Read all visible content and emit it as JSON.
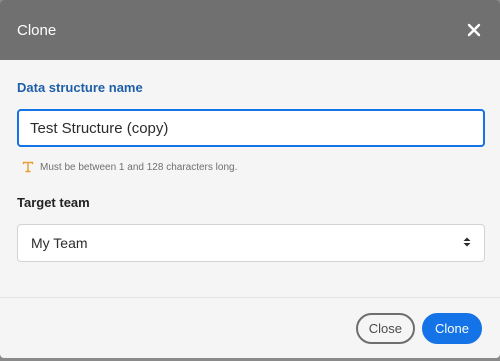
{
  "dialog": {
    "title": "Clone",
    "close_icon": "close-icon"
  },
  "name_field": {
    "label": "Data structure name",
    "value": "Test Structure (copy)",
    "helper_icon": "type-icon",
    "helper_text": "Must be between 1 and 128 characters long."
  },
  "team_field": {
    "label": "Target team",
    "selected": "My Team",
    "icon": "sort-arrows-icon"
  },
  "footer": {
    "close_label": "Close",
    "clone_label": "Clone"
  },
  "colors": {
    "header_bg": "#707070",
    "accent": "#1473e6",
    "label_blue": "#1f5fa8",
    "helper_icon": "#e8a13a"
  }
}
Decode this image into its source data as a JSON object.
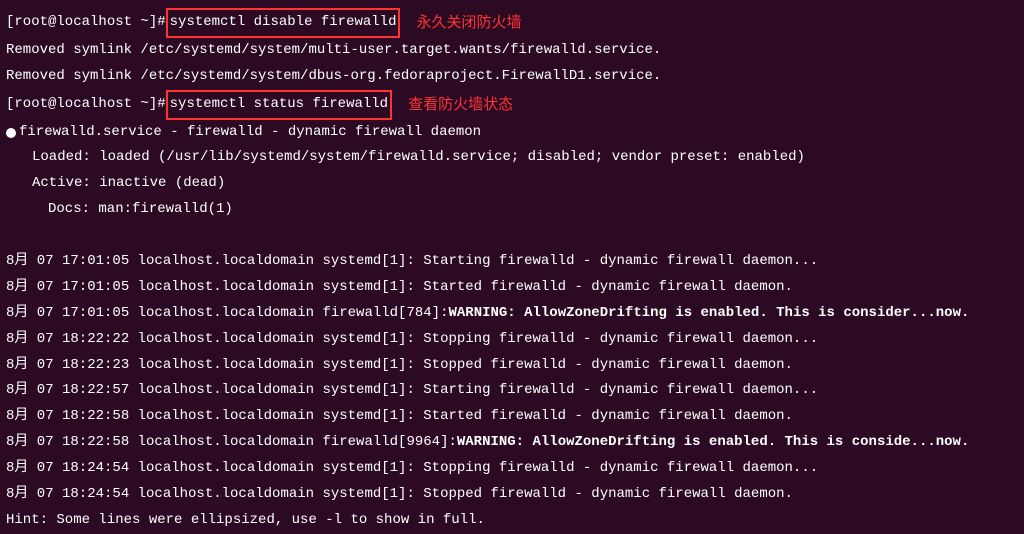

[Required task] Copy out each record shown above without alteration, skipping any picture.

[Result for this exercise]
Read all visible content and emit it as JSON.
{
  "dialog": {
    "title": "Clone",
    "close_icon": "close-icon"
  },
  "name_field": {
    "label": "Data structure name",
    "value": "Test Structure (copy)",
    "helper_icon": "type-icon",
    "helper_text": "Must be between 1 and 128 characters long."
  },
  "team_field": {
    "label": "Target team",
    "selected": "My Team",
    "icon": "sort-arrows-icon"
  },
  "footer": {
    "close_label": "Close",
    "clone_label": "Clone"
  },
  "colors": {
    "header_bg": "#707070",
    "accent": "#1473e6",
    "label_blue": "#1f5fa8",
    "helper_icon": "#e8a13a"
  }
}
Decode this image into its source data as a JSON object.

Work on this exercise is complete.